[Collection entries]
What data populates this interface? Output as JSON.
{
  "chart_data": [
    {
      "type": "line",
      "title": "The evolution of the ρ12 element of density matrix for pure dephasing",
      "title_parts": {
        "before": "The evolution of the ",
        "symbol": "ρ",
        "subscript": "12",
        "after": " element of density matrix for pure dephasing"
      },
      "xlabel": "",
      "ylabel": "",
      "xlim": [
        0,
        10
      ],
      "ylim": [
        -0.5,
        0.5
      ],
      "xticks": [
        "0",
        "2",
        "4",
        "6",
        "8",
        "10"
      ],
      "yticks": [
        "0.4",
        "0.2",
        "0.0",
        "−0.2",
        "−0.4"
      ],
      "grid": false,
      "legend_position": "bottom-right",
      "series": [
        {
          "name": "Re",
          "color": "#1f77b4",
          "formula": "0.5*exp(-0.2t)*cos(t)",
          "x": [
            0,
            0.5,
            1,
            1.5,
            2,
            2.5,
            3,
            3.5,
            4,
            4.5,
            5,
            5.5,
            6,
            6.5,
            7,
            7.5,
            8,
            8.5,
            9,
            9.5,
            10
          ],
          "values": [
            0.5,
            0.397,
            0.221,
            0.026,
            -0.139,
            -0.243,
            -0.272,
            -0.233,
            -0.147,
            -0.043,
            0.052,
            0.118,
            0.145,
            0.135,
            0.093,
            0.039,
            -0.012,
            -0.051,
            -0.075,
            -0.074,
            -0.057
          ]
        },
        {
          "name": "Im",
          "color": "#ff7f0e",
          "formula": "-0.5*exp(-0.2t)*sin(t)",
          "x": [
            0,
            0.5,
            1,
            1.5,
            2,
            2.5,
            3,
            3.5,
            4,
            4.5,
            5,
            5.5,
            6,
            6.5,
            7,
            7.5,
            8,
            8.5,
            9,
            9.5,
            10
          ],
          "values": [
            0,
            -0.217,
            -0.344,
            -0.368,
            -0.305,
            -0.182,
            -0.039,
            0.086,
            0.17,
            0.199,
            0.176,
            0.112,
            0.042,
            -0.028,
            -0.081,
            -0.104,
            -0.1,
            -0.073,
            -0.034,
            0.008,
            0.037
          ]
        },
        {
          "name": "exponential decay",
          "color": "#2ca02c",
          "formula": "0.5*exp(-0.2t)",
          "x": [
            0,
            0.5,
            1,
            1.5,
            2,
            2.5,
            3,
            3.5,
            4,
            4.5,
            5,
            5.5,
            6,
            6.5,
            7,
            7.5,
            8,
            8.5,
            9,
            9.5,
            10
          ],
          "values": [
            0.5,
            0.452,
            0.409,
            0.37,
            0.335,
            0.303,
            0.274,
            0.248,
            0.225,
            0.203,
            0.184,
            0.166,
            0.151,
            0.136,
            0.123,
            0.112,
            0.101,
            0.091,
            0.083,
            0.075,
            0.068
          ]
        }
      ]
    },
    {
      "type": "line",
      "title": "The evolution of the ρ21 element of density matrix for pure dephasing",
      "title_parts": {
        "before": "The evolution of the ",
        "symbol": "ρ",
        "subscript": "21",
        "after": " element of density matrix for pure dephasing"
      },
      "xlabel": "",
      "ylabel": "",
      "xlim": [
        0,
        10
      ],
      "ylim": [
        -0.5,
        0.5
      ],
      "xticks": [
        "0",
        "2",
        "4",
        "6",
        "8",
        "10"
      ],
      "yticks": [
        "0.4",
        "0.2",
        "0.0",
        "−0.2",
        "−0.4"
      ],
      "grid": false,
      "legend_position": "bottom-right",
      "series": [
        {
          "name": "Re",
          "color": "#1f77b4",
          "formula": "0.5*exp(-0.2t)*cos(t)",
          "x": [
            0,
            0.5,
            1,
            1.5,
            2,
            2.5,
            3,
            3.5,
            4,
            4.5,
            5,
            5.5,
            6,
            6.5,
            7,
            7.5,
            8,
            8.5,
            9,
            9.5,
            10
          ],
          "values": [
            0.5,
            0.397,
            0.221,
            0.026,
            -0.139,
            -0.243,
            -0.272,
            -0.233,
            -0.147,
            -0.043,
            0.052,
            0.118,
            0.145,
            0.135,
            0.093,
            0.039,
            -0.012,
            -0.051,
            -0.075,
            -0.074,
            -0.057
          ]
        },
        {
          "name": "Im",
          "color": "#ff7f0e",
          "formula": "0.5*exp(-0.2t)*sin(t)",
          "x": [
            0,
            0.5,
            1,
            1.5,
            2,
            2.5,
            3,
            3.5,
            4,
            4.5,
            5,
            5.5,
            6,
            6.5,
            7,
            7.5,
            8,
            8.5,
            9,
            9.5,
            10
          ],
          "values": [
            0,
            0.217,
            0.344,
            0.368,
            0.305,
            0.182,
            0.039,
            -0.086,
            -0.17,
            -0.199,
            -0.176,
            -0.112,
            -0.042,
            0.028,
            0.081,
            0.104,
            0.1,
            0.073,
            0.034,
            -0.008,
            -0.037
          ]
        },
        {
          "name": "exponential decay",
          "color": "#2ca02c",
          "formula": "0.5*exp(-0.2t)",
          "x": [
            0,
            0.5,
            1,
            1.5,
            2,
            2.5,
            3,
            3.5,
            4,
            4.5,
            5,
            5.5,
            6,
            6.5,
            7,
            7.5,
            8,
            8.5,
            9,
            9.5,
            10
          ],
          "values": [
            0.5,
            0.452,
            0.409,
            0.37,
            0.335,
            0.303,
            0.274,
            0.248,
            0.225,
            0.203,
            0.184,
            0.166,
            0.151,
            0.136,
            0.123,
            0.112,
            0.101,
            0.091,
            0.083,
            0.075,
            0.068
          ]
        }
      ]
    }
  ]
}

:: Challenge ::
Write the data from above out again, exactly.

:: Task output ::
What data populates this interface? Output as JSON.
{
  "chart_data": [
    {
      "type": "line",
      "title": "The evolution of the ρ12 element of density matrix for pure dephasing",
      "title_parts": {
        "before": "The evolution of the ",
        "symbol": "ρ",
        "subscript": "12",
        "after": " element of density matrix for pure dephasing"
      },
      "xlabel": "",
      "ylabel": "",
      "xlim": [
        0,
        10
      ],
      "ylim": [
        -0.5,
        0.5
      ],
      "xticks": [
        "0",
        "2",
        "4",
        "6",
        "8",
        "10"
      ],
      "yticks": [
        "0.4",
        "0.2",
        "0.0",
        "−0.2",
        "−0.4"
      ],
      "grid": false,
      "legend_position": "bottom-right",
      "series": [
        {
          "name": "Re",
          "color": "#1f77b4",
          "formula": "0.5*exp(-0.2t)*cos(t)",
          "x": [
            0,
            0.5,
            1,
            1.5,
            2,
            2.5,
            3,
            3.5,
            4,
            4.5,
            5,
            5.5,
            6,
            6.5,
            7,
            7.5,
            8,
            8.5,
            9,
            9.5,
            10
          ],
          "values": [
            0.5,
            0.397,
            0.221,
            0.026,
            -0.139,
            -0.243,
            -0.272,
            -0.233,
            -0.147,
            -0.043,
            0.052,
            0.118,
            0.145,
            0.135,
            0.093,
            0.039,
            -0.012,
            -0.051,
            -0.075,
            -0.074,
            -0.057
          ]
        },
        {
          "name": "Im",
          "color": "#ff7f0e",
          "formula": "-0.5*exp(-0.2t)*sin(t)",
          "x": [
            0,
            0.5,
            1,
            1.5,
            2,
            2.5,
            3,
            3.5,
            4,
            4.5,
            5,
            5.5,
            6,
            6.5,
            7,
            7.5,
            8,
            8.5,
            9,
            9.5,
            10
          ],
          "values": [
            0,
            -0.217,
            -0.344,
            -0.368,
            -0.305,
            -0.182,
            -0.039,
            0.086,
            0.17,
            0.199,
            0.176,
            0.112,
            0.042,
            -0.028,
            -0.081,
            -0.104,
            -0.1,
            -0.073,
            -0.034,
            0.008,
            0.037
          ]
        },
        {
          "name": "exponential decay",
          "color": "#2ca02c",
          "formula": "0.5*exp(-0.2t)",
          "x": [
            0,
            0.5,
            1,
            1.5,
            2,
            2.5,
            3,
            3.5,
            4,
            4.5,
            5,
            5.5,
            6,
            6.5,
            7,
            7.5,
            8,
            8.5,
            9,
            9.5,
            10
          ],
          "values": [
            0.5,
            0.452,
            0.409,
            0.37,
            0.335,
            0.303,
            0.274,
            0.248,
            0.225,
            0.203,
            0.184,
            0.166,
            0.151,
            0.136,
            0.123,
            0.112,
            0.101,
            0.091,
            0.083,
            0.075,
            0.068
          ]
        }
      ]
    },
    {
      "type": "line",
      "title": "The evolution of the ρ21 element of density matrix for pure dephasing",
      "title_parts": {
        "before": "The evolution of the ",
        "symbol": "ρ",
        "subscript": "21",
        "after": " element of density matrix for pure dephasing"
      },
      "xlabel": "",
      "ylabel": "",
      "xlim": [
        0,
        10
      ],
      "ylim": [
        -0.5,
        0.5
      ],
      "xticks": [
        "0",
        "2",
        "4",
        "6",
        "8",
        "10"
      ],
      "yticks": [
        "0.4",
        "0.2",
        "0.0",
        "−0.2",
        "−0.4"
      ],
      "grid": false,
      "legend_position": "bottom-right",
      "series": [
        {
          "name": "Re",
          "color": "#1f77b4",
          "formula": "0.5*exp(-0.2t)*cos(t)",
          "x": [
            0,
            0.5,
            1,
            1.5,
            2,
            2.5,
            3,
            3.5,
            4,
            4.5,
            5,
            5.5,
            6,
            6.5,
            7,
            7.5,
            8,
            8.5,
            9,
            9.5,
            10
          ],
          "values": [
            0.5,
            0.397,
            0.221,
            0.026,
            -0.139,
            -0.243,
            -0.272,
            -0.233,
            -0.147,
            -0.043,
            0.052,
            0.118,
            0.145,
            0.135,
            0.093,
            0.039,
            -0.012,
            -0.051,
            -0.075,
            -0.074,
            -0.057
          ]
        },
        {
          "name": "Im",
          "color": "#ff7f0e",
          "formula": "0.5*exp(-0.2t)*sin(t)",
          "x": [
            0,
            0.5,
            1,
            1.5,
            2,
            2.5,
            3,
            3.5,
            4,
            4.5,
            5,
            5.5,
            6,
            6.5,
            7,
            7.5,
            8,
            8.5,
            9,
            9.5,
            10
          ],
          "values": [
            0,
            0.217,
            0.344,
            0.368,
            0.305,
            0.182,
            0.039,
            -0.086,
            -0.17,
            -0.199,
            -0.176,
            -0.112,
            -0.042,
            0.028,
            0.081,
            0.104,
            0.1,
            0.073,
            0.034,
            -0.008,
            -0.037
          ]
        },
        {
          "name": "exponential decay",
          "color": "#2ca02c",
          "formula": "0.5*exp(-0.2t)",
          "x": [
            0,
            0.5,
            1,
            1.5,
            2,
            2.5,
            3,
            3.5,
            4,
            4.5,
            5,
            5.5,
            6,
            6.5,
            7,
            7.5,
            8,
            8.5,
            9,
            9.5,
            10
          ],
          "values": [
            0.5,
            0.452,
            0.409,
            0.37,
            0.335,
            0.303,
            0.274,
            0.248,
            0.225,
            0.203,
            0.184,
            0.166,
            0.151,
            0.136,
            0.123,
            0.112,
            0.101,
            0.091,
            0.083,
            0.075,
            0.068
          ]
        }
      ]
    }
  ]
}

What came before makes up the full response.